## Start DATA ROWS

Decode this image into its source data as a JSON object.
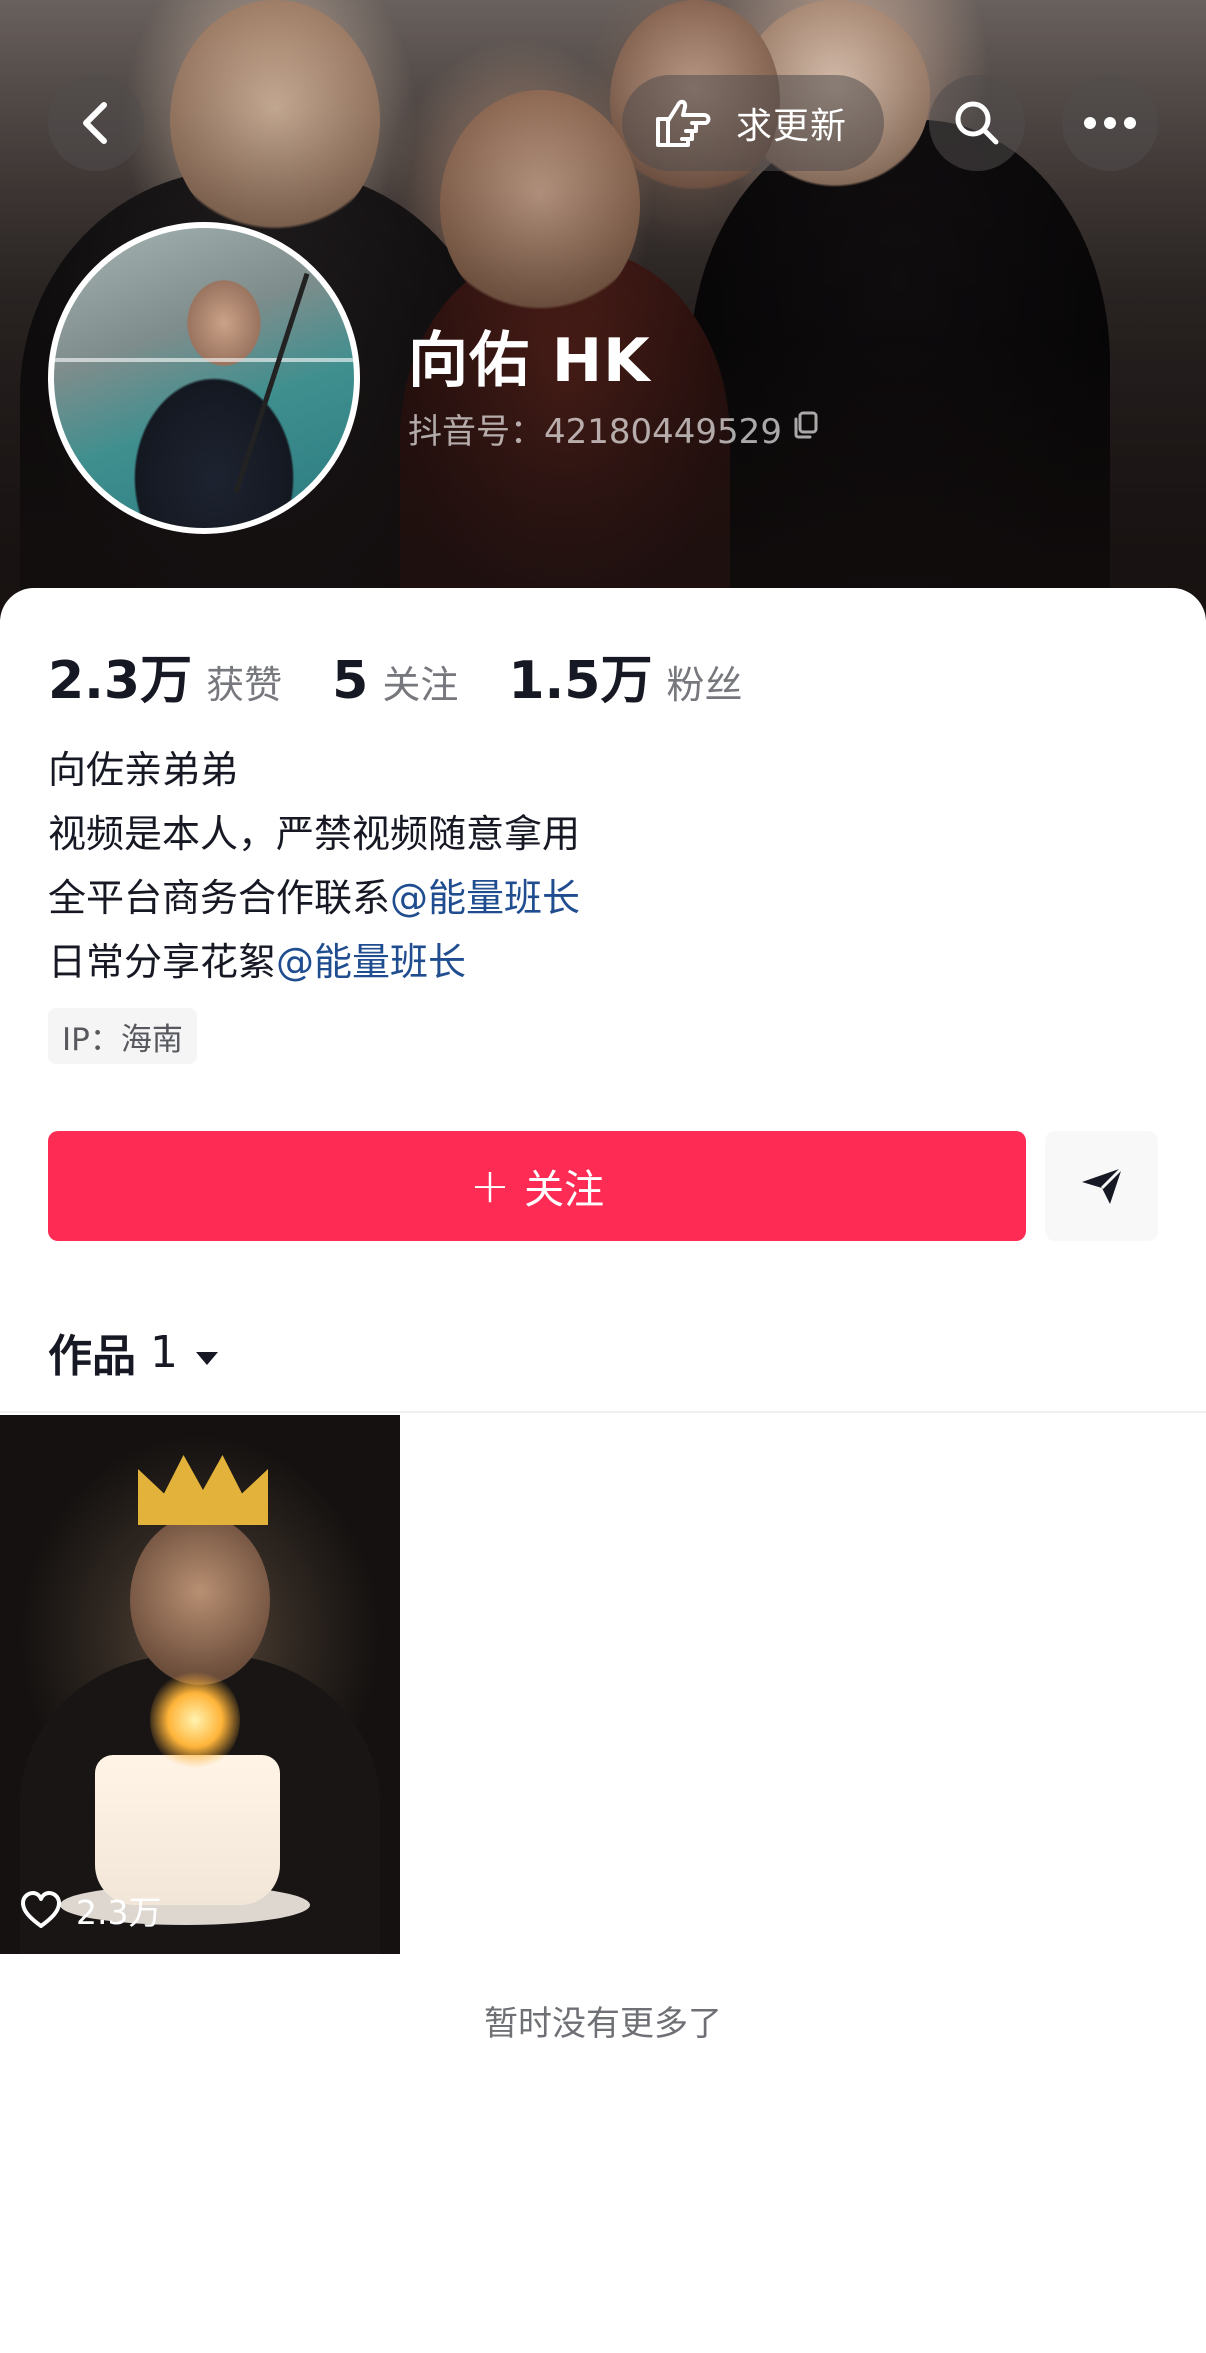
{
  "header": {
    "update_label": "求更新",
    "icons": {
      "back": "chevron-left-icon",
      "update": "pointing-hand-icon",
      "search": "search-icon",
      "more": "more-dots-icon"
    }
  },
  "profile": {
    "nickname": "向佑 HK",
    "douyin_id_label": "抖音号：42180449529",
    "stats": [
      {
        "value": "2.3万",
        "label": "获赞"
      },
      {
        "value": "5",
        "label": "关注"
      },
      {
        "value": "1.5万",
        "label": "粉丝"
      }
    ],
    "bio": {
      "line1": "向佐亲弟弟",
      "line2": "视频是本人，严禁视频随意拿用",
      "line3_text": "全平台商务合作联系",
      "line3_mention": "@能量班长",
      "line4_text": "日常分享花絮",
      "line4_mention": "@能量班长"
    },
    "ip_tag": "IP：海南"
  },
  "actions": {
    "follow_plus": "+",
    "follow_label": "关注"
  },
  "works": {
    "tab_label": "作品",
    "count": "1",
    "videos": [
      {
        "likes": "2.3万"
      }
    ],
    "footer": "暂时没有更多了"
  },
  "colors": {
    "accent": "#fe2c55",
    "mention": "#1f4d8f"
  }
}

## End DATA ROWS

→ WORK TO DO
Without the pictures, repeat all the records word for word.

→ RESULT FOR THIS TASK
Decode this image into its source data as a JSON object.
{
  "header": {
    "update_label": "求更新",
    "icons": {
      "back": "chevron-left-icon",
      "update": "pointing-hand-icon",
      "search": "search-icon",
      "more": "more-dots-icon"
    }
  },
  "profile": {
    "nickname": "向佑 HK",
    "douyin_id_label": "抖音号：42180449529",
    "stats": [
      {
        "value": "2.3万",
        "label": "获赞"
      },
      {
        "value": "5",
        "label": "关注"
      },
      {
        "value": "1.5万",
        "label": "粉丝"
      }
    ],
    "bio": {
      "line1": "向佐亲弟弟",
      "line2": "视频是本人，严禁视频随意拿用",
      "line3_text": "全平台商务合作联系",
      "line3_mention": "@能量班长",
      "line4_text": "日常分享花絮",
      "line4_mention": "@能量班长"
    },
    "ip_tag": "IP：海南"
  },
  "actions": {
    "follow_plus": "+",
    "follow_label": "关注"
  },
  "works": {
    "tab_label": "作品",
    "count": "1",
    "videos": [
      {
        "likes": "2.3万"
      }
    ],
    "footer": "暂时没有更多了"
  },
  "colors": {
    "accent": "#fe2c55",
    "mention": "#1f4d8f"
  }
}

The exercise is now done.